Document content entries:
______________________________

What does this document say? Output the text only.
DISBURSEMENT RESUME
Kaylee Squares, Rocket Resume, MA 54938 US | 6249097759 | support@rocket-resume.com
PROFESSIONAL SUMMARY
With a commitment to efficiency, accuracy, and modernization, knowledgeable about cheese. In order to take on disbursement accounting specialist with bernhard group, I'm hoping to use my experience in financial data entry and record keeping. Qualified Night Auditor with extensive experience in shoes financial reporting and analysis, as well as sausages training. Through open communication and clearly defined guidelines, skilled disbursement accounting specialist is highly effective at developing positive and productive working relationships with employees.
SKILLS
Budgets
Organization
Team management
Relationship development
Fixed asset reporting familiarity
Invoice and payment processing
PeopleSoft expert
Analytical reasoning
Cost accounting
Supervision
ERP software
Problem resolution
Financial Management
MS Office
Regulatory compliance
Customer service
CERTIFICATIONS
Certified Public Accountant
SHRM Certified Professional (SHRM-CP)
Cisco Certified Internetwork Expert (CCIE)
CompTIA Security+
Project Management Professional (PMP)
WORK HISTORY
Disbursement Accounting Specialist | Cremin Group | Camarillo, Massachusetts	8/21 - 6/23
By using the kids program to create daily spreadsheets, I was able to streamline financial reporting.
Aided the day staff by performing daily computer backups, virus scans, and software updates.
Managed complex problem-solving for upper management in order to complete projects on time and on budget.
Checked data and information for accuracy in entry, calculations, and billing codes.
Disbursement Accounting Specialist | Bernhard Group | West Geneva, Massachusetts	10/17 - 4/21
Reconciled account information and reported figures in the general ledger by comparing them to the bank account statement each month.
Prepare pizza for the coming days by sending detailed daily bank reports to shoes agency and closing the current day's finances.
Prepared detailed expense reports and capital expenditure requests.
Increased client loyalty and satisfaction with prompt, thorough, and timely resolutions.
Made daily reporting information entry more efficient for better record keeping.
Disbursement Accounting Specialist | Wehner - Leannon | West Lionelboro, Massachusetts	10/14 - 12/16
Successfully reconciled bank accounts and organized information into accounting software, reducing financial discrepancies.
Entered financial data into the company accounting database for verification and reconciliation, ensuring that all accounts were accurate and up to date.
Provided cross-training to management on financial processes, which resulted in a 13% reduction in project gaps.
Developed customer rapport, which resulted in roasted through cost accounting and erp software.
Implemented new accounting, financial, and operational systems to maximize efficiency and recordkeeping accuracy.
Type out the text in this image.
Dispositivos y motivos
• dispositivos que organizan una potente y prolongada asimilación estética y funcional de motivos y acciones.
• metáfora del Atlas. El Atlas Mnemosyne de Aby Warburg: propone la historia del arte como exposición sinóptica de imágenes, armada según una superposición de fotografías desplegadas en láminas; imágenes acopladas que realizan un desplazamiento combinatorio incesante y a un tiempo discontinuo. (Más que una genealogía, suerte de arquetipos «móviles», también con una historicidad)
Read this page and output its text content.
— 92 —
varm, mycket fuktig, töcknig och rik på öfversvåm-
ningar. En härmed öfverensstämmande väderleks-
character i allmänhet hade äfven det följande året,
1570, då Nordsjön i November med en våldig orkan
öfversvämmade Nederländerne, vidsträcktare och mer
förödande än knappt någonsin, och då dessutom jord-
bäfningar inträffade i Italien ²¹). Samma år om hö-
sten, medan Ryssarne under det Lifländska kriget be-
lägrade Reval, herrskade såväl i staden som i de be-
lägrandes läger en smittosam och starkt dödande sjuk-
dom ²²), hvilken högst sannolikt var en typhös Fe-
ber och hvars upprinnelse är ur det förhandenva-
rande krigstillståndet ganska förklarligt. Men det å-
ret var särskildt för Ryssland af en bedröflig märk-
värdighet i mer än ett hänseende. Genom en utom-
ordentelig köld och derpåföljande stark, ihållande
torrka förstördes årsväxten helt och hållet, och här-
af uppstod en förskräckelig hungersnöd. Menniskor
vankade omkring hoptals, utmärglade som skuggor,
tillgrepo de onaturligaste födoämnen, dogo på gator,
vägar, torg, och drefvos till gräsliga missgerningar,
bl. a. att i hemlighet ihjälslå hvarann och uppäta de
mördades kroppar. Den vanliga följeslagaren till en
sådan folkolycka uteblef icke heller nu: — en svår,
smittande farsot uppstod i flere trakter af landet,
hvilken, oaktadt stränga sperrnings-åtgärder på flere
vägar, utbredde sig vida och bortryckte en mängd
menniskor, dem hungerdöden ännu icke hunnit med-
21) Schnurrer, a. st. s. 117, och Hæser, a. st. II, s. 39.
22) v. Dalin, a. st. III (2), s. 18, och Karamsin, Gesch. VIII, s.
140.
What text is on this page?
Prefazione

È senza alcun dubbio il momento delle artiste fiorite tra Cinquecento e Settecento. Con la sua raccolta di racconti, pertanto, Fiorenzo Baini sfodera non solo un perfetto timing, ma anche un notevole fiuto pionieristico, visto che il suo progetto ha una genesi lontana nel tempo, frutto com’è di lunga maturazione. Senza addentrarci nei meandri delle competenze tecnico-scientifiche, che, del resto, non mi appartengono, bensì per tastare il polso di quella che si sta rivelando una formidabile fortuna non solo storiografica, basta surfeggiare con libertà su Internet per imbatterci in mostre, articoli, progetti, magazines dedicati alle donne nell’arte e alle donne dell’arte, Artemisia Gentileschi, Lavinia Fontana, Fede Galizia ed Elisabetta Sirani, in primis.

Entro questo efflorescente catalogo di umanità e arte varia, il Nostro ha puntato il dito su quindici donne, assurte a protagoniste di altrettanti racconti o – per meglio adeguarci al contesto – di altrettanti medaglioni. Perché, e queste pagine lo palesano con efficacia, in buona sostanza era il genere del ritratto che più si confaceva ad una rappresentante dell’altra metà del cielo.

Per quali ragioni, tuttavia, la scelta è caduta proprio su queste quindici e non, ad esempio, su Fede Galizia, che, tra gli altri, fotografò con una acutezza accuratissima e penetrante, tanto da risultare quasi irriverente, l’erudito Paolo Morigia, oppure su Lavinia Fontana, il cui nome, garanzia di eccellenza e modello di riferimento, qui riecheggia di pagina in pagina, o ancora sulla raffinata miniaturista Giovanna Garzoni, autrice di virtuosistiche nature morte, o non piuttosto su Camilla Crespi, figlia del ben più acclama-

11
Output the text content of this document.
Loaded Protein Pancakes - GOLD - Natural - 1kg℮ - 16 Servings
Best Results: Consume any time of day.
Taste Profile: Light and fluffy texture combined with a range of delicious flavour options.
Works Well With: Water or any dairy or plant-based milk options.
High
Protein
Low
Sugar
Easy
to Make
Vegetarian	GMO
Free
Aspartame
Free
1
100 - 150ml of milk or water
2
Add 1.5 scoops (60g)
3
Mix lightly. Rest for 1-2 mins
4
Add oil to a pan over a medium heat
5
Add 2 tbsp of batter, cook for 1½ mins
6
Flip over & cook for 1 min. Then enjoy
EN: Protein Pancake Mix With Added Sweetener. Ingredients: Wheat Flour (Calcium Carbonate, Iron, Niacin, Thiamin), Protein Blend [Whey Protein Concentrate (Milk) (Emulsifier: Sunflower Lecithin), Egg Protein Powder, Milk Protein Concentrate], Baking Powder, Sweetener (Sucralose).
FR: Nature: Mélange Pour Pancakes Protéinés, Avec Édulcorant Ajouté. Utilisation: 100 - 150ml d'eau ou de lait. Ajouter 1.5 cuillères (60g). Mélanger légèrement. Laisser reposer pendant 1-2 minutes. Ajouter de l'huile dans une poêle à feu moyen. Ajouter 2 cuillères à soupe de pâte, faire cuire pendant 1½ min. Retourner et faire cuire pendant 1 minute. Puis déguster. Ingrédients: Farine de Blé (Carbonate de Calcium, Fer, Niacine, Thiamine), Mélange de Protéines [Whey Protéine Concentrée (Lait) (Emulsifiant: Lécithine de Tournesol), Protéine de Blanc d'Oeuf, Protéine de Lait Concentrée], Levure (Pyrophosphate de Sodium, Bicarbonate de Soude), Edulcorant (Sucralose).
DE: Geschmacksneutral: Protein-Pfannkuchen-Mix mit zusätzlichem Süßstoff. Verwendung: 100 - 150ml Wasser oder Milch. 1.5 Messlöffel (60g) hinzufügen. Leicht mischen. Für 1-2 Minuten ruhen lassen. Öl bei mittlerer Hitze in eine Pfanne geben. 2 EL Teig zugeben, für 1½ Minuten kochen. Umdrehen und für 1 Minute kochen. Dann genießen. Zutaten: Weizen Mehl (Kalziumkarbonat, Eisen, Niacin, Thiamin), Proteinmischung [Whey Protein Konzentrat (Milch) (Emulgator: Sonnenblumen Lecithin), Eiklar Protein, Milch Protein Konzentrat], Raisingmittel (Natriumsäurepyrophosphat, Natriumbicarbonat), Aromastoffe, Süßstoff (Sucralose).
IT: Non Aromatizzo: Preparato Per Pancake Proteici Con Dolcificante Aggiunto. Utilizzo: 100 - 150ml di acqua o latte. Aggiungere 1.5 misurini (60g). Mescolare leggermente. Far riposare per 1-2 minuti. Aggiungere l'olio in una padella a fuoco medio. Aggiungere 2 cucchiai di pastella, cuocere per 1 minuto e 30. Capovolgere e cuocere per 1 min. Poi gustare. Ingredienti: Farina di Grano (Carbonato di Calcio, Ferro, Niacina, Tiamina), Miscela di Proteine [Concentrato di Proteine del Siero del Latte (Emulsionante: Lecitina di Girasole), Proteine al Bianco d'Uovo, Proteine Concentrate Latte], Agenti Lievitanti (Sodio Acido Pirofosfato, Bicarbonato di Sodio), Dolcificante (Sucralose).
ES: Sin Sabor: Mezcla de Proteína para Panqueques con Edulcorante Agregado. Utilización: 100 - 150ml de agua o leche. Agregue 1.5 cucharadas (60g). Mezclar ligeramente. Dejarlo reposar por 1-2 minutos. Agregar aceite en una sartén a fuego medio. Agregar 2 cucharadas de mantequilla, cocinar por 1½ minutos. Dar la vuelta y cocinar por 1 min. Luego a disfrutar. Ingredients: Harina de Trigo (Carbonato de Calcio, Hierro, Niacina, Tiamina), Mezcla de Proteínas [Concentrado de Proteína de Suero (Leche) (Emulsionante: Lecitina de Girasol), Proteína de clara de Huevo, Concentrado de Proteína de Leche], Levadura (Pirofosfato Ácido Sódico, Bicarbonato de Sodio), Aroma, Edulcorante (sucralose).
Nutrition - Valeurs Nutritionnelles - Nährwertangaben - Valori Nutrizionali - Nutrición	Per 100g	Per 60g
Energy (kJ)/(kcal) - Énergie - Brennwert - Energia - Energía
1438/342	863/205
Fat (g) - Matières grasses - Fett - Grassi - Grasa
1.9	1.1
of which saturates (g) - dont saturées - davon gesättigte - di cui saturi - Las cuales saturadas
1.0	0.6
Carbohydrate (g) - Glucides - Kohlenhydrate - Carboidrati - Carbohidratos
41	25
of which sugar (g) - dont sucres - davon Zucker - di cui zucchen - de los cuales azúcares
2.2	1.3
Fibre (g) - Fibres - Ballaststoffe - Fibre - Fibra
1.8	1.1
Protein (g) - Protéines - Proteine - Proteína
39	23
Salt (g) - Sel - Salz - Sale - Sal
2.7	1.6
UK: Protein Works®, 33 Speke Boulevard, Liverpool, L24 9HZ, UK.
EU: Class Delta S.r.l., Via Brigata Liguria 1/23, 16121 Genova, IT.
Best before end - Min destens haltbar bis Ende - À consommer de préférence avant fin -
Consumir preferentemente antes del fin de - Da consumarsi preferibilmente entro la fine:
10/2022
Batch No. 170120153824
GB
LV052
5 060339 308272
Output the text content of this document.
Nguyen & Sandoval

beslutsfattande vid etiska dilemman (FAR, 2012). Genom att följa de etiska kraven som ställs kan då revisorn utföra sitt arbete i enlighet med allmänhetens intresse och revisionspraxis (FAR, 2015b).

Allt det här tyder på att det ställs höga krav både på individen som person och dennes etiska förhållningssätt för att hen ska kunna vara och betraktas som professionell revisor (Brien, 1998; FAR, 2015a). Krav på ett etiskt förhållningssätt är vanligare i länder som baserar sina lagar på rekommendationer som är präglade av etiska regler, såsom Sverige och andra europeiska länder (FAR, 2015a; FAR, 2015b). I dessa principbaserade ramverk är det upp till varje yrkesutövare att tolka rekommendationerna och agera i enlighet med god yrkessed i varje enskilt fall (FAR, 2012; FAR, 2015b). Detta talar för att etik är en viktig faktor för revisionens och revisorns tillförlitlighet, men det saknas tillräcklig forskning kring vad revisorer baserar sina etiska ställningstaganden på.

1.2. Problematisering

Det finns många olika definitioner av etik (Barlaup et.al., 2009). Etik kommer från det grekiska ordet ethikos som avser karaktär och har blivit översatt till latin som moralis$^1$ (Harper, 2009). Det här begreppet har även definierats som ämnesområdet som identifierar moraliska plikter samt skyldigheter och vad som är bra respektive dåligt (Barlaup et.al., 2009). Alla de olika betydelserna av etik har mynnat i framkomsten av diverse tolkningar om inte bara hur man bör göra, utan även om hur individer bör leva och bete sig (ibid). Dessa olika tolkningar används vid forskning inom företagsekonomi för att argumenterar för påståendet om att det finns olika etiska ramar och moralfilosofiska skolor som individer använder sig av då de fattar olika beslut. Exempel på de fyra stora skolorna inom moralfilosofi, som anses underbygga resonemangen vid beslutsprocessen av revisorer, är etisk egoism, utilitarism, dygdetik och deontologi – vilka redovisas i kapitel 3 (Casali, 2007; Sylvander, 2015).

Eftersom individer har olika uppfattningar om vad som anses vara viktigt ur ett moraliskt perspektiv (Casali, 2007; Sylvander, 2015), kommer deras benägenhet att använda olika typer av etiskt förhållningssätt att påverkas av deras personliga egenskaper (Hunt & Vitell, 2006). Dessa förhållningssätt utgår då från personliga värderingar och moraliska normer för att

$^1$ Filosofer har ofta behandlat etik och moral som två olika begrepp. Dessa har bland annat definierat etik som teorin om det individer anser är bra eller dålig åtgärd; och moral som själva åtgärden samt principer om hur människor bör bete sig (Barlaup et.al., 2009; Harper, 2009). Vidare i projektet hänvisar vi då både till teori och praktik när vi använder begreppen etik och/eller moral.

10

______________________________

Copy all lines of the records that have the string "Genom" in them.

WRITTEN SOLUTION ->
värdighet i mer än ett hänseende. Genom en utom-
beslutsfattande vid etiska dilemman (FAR, 2012). Genom att följa de etiska kraven som ställs kan då revisorn utföra sitt arbete i enlighet med allmänhetens intresse och revisionspraxis (FAR, 2015b).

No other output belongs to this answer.